**SET PROBLEM**
Reproduce the listing below in full, switching every "window-thumbnail-icon" to "taskbar-preview-icon" and leaving everything else unchanged.

**THE RECORDS**

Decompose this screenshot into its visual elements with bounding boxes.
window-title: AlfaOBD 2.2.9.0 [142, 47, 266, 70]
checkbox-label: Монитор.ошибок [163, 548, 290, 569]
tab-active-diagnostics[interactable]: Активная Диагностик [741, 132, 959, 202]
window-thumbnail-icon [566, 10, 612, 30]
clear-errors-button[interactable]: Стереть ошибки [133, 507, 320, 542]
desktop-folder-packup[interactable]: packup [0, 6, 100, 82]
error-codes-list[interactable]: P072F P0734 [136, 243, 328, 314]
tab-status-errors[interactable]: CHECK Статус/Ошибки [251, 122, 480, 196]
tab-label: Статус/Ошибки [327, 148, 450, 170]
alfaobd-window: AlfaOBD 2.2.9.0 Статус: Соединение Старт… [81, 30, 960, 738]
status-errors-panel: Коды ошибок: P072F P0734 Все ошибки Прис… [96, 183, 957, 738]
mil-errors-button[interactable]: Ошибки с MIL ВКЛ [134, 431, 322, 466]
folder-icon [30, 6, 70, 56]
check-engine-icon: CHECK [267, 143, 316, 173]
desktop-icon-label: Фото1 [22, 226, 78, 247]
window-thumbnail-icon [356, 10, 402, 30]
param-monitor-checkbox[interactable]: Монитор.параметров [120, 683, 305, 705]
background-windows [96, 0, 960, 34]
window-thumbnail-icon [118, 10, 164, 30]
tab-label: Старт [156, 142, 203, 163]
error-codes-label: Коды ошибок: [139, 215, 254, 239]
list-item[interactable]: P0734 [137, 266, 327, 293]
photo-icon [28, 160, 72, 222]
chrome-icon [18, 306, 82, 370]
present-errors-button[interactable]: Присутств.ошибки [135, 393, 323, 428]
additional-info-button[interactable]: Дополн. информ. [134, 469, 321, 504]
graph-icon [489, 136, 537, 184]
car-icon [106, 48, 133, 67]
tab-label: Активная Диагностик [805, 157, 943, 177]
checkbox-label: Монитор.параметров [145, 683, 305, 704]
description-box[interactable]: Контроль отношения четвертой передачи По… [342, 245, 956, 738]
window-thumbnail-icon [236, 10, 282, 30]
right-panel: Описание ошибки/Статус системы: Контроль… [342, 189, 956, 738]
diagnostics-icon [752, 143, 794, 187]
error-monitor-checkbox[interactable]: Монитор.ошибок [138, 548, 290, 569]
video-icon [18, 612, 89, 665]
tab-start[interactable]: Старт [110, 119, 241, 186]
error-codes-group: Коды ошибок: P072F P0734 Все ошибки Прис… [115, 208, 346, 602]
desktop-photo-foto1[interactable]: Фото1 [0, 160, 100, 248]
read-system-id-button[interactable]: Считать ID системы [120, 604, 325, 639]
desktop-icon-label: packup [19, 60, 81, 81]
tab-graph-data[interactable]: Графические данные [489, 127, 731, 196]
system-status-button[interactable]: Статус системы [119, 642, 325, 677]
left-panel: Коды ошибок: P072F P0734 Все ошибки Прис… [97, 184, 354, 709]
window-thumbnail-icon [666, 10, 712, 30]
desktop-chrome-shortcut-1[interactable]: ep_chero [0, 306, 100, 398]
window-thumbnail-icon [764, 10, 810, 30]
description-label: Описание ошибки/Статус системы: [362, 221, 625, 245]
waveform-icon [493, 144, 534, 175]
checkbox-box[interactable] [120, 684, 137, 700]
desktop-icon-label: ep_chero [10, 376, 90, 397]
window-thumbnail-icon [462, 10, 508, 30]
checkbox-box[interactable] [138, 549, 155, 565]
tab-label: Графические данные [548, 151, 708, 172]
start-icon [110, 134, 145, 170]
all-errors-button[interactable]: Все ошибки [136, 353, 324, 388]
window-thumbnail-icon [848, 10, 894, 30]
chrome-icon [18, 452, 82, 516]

**WRITTEN RESPONSE**
Decompose this screenshot into its visual elements with bounding boxes.
window-title: AlfaOBD 2.2.9.0 [142, 47, 266, 70]
checkbox-label: Монитор.ошибок [163, 548, 290, 569]
tab-active-diagnostics[interactable]: Активная Диагностик [741, 132, 959, 202]
taskbar-preview-icon [566, 10, 612, 30]
clear-errors-button[interactable]: Стереть ошибки [133, 507, 320, 542]
desktop-folder-packup[interactable]: packup [0, 6, 100, 82]
error-codes-list[interactable]: P072F P0734 [136, 243, 328, 314]
tab-status-errors[interactable]: CHECK Статус/Ошибки [251, 122, 480, 196]
tab-label: Статус/Ошибки [327, 148, 450, 170]
alfaobd-window: AlfaOBD 2.2.9.0 Статус: Соединение Старт… [81, 30, 960, 738]
status-errors-panel: Коды ошибок: P072F P0734 Все ошибки Прис… [96, 183, 957, 738]
mil-errors-button[interactable]: Ошибки с MIL ВКЛ [134, 431, 322, 466]
folder-icon [30, 6, 70, 56]
check-engine-icon: CHECK [267, 143, 316, 173]
desktop-icon-label: Фото1 [22, 226, 78, 247]
taskbar-preview-icon [356, 10, 402, 30]
param-monitor-checkbox[interactable]: Монитор.параметров [120, 683, 305, 705]
background-windows [96, 0, 960, 34]
taskbar-preview-icon [118, 10, 164, 30]
tab-label: Старт [156, 142, 203, 163]
error-codes-label: Коды ошибок: [139, 215, 254, 239]
list-item[interactable]: P0734 [137, 266, 327, 293]
photo-icon [28, 160, 72, 222]
chrome-icon [18, 306, 82, 370]
present-errors-button[interactable]: Присутств.ошибки [135, 393, 323, 428]
additional-info-button[interactable]: Дополн. информ. [134, 469, 321, 504]
graph-icon [489, 136, 537, 184]
car-icon [106, 48, 133, 67]
tab-label: Активная Диагностик [805, 157, 943, 177]
checkbox-label: Монитор.параметров [145, 683, 305, 704]
description-box[interactable]: Контроль отношения четвертой передачи По… [342, 245, 956, 738]
taskbar-preview-icon [236, 10, 282, 30]
right-panel: Описание ошибки/Статус системы: Контроль… [342, 189, 956, 738]
diagnostics-icon [752, 143, 794, 187]
error-monitor-checkbox[interactable]: Монитор.ошибок [138, 548, 290, 569]
video-icon [18, 612, 89, 665]
tab-start[interactable]: Старт [110, 119, 241, 186]
error-codes-group: Коды ошибок: P072F P0734 Все ошибки Прис… [115, 208, 346, 602]
desktop-photo-foto1[interactable]: Фото1 [0, 160, 100, 248]
read-system-id-button[interactable]: Считать ID системы [120, 604, 325, 639]
desktop-icon-label: packup [19, 60, 81, 81]
tab-graph-data[interactable]: Графические данные [489, 127, 731, 196]
system-status-button[interactable]: Статус системы [119, 642, 325, 677]
left-panel: Коды ошибок: P072F P0734 Все ошибки Прис… [97, 184, 354, 709]
taskbar-preview-icon [666, 10, 712, 30]
desktop-chrome-shortcut-1[interactable]: ep_chero [0, 306, 100, 398]
taskbar-preview-icon [764, 10, 810, 30]
description-label: Описание ошибки/Статус системы: [362, 221, 625, 245]
waveform-icon [493, 144, 534, 175]
checkbox-box[interactable] [120, 684, 137, 700]
desktop-icon-label: ep_chero [10, 376, 90, 397]
taskbar-preview-icon [462, 10, 508, 30]
checkbox-box[interactable] [138, 549, 155, 565]
tab-label: Графические данные [548, 151, 708, 172]
start-icon [110, 134, 145, 170]
all-errors-button[interactable]: Все ошибки [136, 353, 324, 388]
taskbar-preview-icon [848, 10, 894, 30]
chrome-icon [18, 452, 82, 516]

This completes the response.